(Exercise material)
══════════
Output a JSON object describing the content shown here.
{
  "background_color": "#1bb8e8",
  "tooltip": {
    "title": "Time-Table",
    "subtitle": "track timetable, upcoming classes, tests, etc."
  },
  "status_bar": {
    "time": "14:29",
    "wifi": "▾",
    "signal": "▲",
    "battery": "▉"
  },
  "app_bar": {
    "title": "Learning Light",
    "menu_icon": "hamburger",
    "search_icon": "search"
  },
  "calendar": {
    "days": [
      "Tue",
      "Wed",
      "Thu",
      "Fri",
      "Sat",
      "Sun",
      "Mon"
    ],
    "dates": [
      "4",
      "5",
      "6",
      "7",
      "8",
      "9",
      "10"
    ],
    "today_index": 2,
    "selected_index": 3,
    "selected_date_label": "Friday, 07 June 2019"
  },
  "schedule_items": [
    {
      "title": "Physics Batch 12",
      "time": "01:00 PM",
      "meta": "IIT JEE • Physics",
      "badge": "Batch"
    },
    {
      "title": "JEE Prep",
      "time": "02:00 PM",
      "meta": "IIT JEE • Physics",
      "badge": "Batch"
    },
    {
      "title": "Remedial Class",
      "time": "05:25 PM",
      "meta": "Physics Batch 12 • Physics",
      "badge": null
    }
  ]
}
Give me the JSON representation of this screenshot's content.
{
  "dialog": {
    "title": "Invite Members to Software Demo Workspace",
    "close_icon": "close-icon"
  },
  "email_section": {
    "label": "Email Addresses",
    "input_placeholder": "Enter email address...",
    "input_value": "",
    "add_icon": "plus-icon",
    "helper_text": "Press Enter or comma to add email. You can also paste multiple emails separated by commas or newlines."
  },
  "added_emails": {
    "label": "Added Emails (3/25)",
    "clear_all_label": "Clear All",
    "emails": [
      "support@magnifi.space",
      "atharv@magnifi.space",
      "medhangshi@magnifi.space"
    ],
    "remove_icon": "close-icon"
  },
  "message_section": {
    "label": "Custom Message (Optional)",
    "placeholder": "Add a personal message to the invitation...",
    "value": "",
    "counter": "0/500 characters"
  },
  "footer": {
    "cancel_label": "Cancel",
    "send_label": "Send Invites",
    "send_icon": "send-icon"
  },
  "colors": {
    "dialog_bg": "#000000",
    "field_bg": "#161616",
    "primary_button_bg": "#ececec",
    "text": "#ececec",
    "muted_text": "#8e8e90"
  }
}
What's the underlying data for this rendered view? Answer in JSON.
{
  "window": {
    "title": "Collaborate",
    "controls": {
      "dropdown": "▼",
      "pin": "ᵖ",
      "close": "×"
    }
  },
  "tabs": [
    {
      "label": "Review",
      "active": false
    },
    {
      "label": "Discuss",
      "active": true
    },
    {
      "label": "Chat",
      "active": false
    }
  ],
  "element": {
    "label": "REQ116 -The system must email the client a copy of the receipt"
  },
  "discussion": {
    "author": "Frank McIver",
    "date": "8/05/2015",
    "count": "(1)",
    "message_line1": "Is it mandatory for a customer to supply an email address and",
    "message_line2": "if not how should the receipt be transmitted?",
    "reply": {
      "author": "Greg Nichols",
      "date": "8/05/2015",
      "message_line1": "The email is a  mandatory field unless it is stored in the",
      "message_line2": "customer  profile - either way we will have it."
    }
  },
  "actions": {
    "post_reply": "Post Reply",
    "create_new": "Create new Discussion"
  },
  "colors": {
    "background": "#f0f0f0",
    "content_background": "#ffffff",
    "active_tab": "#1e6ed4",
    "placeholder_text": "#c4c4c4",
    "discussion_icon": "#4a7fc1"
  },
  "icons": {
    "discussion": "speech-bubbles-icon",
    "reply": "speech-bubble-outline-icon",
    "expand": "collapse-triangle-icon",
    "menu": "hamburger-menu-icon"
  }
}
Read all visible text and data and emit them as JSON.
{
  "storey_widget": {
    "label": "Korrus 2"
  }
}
══════════
(Written task)
With the line containing "Read all visible" as the first and the last line of the records as the final one, print exactly the lines in that span.

(The reply)
Read all visible text and data and emit them as JSON.
{
  "storey_widget": {
    "label": "Korrus 2"
  }
}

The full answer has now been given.